◆ Dataset items
^^^^^^^^^^^^^^^^

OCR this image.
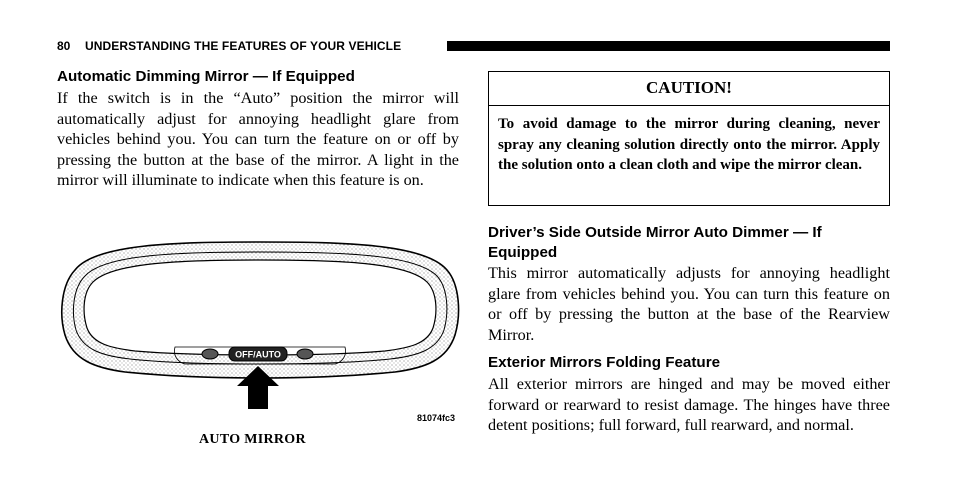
80 UNDERSTANDING THE FEATURES OF YOUR VEHICLE
Automatic Dimming Mirror — If Equipped
If the switch is in the “Auto” position the mirror will automatically adjust for annoying headlight glare from vehicles behind you. You can turn the feature on or off by pressing the button at the base of the mirror. A light in the mirror will illuminate to indicate when this feature is on.
OFF/AUTO
81074fc3
AUTO MIRROR
CAUTION!
To avoid damage to the mirror during cleaning, never spray any cleaning solution directly onto the mirror. Apply the solution onto a clean cloth and wipe the mirror clean.
Driver’s Side Outside Mirror Auto Dimmer — If Equipped
This mirror automatically adjusts for annoying headlight glare from vehicles behind you. You can turn this feature on or off by pressing the button at the base of the Rearview Mirror.
Exterior Mirrors Folding Feature
All exterior mirrors are hinged and may be moved either forward or rearward to resist damage. The hinges have three detent positions; full forward, full rearward, and normal.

^^^^^^^^^^^^^^^^

◆ JOB
Copy each line that contains the word "damage".

◆ ANSWER TO THIS TASK
To avoid damage to the mirror during cleaning, never spray any cleaning solution directly onto the mirror. Apply the solution onto a clean cloth and wipe the mirror clean.
All exterior mirrors are hinged and may be moved either forward or rearward to resist damage. The hinges have three detent positions; full forward, full rearward, and normal.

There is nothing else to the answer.